— Begin Exercise material —

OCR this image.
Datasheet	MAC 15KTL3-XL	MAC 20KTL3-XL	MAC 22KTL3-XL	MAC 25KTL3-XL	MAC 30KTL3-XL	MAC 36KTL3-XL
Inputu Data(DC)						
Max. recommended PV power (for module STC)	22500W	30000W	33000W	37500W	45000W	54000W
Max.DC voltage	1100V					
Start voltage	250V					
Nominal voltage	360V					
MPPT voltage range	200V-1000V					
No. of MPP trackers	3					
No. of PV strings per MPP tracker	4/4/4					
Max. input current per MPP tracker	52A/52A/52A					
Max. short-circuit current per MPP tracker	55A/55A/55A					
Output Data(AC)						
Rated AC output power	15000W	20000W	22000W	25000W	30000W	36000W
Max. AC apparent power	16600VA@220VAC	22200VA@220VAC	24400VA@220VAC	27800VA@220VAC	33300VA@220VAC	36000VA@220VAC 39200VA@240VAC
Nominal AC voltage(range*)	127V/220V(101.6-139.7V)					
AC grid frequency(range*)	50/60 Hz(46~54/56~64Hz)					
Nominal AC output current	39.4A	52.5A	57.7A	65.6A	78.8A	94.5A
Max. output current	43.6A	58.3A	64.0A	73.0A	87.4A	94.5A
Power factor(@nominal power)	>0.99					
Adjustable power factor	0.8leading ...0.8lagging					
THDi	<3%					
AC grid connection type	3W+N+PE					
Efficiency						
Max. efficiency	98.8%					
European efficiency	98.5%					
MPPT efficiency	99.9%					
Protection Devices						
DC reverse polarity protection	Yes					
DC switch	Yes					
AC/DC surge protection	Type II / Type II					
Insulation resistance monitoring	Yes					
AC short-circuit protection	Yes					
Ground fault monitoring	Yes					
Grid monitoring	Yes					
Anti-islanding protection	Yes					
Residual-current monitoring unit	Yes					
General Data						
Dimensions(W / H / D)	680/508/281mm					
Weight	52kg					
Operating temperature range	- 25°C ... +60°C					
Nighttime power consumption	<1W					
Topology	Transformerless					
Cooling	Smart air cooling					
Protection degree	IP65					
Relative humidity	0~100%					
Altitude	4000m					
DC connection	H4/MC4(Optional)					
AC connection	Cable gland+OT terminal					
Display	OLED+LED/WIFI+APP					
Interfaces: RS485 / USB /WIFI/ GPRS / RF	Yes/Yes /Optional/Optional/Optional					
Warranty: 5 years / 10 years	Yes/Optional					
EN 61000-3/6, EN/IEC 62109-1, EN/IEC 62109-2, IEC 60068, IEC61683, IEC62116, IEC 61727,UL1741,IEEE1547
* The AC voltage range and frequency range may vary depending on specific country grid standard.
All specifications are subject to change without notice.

— End Exercise material —

> _Problem_:
Scan the material for lines with the word "circuit", and copy each line you find.

> _Problem solution_:
Max. short-circuit current per MPP tracker	55A/55A/55A					
AC short-circuit protection	Yes					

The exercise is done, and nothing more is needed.